- **Task list**:
1. In the Snowflake database migration steps, how would you say "Copy or move the schemas you want to sync from the existing Snowflake database to the new database." in Spanish?
2. According to the Snowflake database migration steps, what do you click in the destination dashboard to change the connection settings?
3. What are the steps of the Snowflake database migration, in order? Give the opening sentence of each.

- **Document extract**:
——————
Pause all your connections from the Fivetran dashboard. On the connection dashboard, set the connection status toggle to PAUSED.
Copy or move the schemas you want to sync from the existing Snowflake database to the new database.

Grant the FIVETRAN_ROLE the correct permissions on the database schemas and tables. Run the following commands:

set schema_name = <customer_schema_name>;
GRANT OWNERSHIP on SCHEMA {$schema_name} to FIVETRAN_ROLE REVOKE CURRENT GRANTS;`
GRANT OWNERSHIP on ALL TABLES IN SCHEMA {$schema_name} to FIVETRAN_ROLE REVOKE CURRENT GRANTS;
GRANT ALL on ALL TABLES IN {$schema_name} to FIVETRAN_ROLE;

Update the destination connection settings to specify the new database details. In the destination dashboard, click Actions and then click Edit connection details. Enter the new database name and provide the authentication details.

Create variables for the user and warehouse. Run the following commands:

set user_name = 'FIVETRAN_USER';
set warehouse_name = 'FIVETRAN_WAREHOUSE';

Change the default warehouse. Run the following command:

ALTER USER {$username}; 
SET default_warehouse = {$warehouse_name};

Enable your connections. On the connection dashboard, set the connection status toggle to ENABLED.
——————
- **Excerpted data**:
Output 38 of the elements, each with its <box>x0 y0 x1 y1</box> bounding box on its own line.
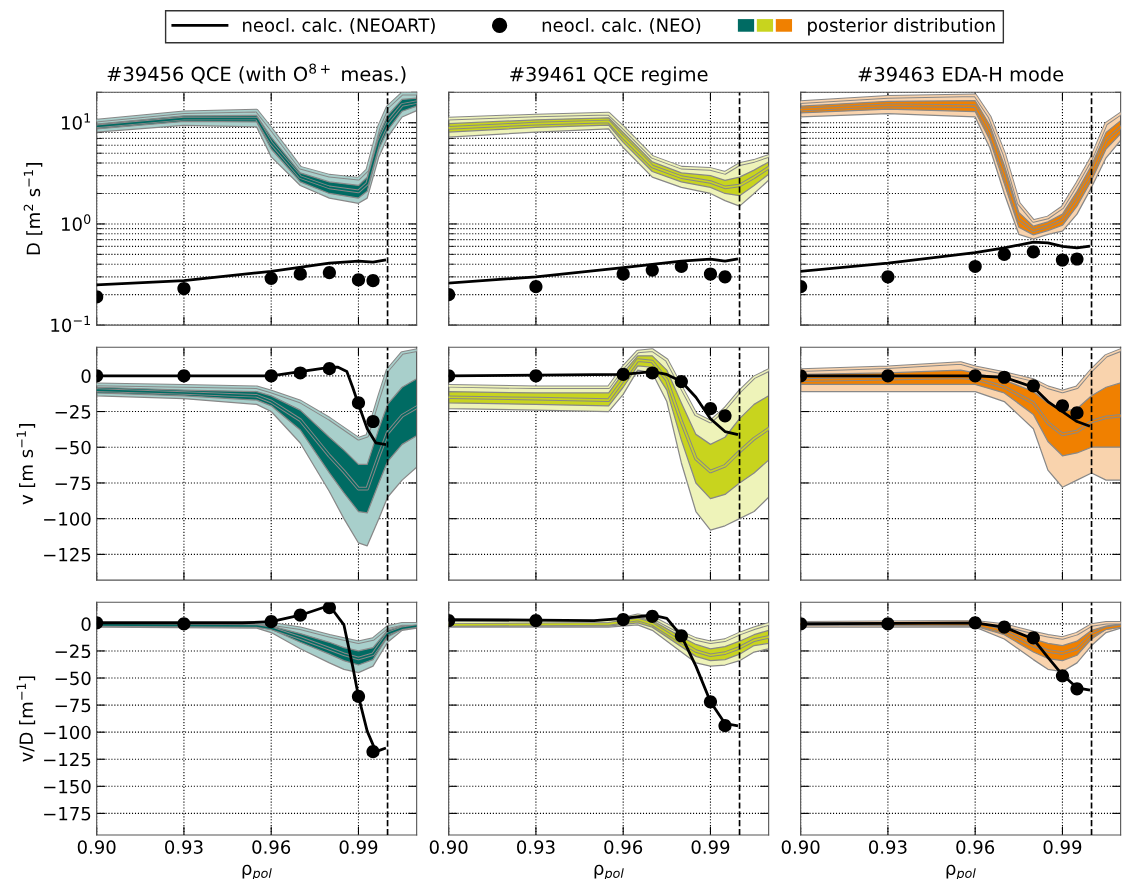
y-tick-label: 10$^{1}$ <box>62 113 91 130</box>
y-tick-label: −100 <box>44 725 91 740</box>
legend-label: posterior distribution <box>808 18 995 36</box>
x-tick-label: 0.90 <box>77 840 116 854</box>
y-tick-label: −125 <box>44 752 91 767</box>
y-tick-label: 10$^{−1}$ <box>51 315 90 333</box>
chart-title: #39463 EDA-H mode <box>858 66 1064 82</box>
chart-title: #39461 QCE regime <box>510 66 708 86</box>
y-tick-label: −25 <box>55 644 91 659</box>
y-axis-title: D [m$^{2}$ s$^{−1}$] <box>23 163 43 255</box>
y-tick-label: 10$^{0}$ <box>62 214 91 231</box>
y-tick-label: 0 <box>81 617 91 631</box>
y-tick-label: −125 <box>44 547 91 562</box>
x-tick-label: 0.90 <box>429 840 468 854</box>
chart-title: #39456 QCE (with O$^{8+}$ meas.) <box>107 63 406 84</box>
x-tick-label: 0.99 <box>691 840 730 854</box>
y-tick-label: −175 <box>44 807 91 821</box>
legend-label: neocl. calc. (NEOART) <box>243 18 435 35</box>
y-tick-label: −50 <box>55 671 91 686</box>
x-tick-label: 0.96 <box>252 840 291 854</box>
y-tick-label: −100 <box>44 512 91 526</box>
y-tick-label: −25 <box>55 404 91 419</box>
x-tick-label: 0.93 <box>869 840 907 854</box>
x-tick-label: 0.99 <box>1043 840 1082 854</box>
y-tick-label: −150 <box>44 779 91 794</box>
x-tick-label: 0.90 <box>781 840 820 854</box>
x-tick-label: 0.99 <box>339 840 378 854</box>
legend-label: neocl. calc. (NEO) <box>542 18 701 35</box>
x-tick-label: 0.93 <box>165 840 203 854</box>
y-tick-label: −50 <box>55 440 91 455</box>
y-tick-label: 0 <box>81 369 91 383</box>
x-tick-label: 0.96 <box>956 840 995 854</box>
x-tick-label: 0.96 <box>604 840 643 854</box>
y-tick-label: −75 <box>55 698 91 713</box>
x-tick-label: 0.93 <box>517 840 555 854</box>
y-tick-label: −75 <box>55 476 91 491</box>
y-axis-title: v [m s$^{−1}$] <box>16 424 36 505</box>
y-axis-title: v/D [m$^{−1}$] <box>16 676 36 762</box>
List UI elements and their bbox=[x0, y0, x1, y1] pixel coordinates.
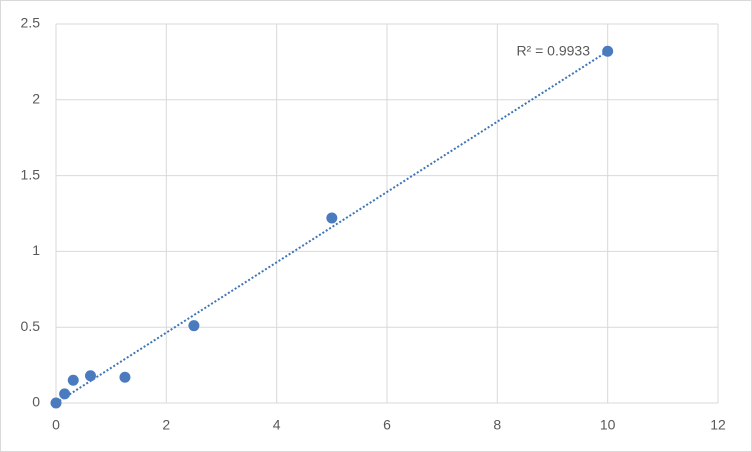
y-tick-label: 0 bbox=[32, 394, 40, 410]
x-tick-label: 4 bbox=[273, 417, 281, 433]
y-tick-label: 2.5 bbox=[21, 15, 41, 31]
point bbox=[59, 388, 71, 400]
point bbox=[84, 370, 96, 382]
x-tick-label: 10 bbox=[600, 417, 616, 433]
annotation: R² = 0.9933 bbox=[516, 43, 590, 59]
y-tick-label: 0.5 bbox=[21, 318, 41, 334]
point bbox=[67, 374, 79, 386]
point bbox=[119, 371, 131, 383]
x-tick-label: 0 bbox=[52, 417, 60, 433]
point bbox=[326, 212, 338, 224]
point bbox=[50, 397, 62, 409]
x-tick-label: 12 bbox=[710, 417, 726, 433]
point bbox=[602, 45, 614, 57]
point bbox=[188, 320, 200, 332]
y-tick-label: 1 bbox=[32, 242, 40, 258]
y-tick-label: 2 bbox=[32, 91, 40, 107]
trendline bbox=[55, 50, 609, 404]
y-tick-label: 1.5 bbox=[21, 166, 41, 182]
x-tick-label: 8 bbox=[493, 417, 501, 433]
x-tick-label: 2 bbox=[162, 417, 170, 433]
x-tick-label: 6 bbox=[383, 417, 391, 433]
——————
- **In response**:
1. Copie o mueva los esquemas que desea sincronizar de la base de datos de Snowflake existente a la nueva base de datos.

2. Click Actions and then click Edit connection details.

3.
1. Pause all your connections from the Fivetran dashboard.
2. Copy or move the schemas you want to sync from the existing Snowflake database to the new database.
3. Grant the FIVETRAN_ROLE the correct permissions on the database schemas and tables.
4. Update the destination connection settings to specify the new database details.
5. Create variables for the user and warehouse.
6. Change the default warehouse.
7. Enable your connections.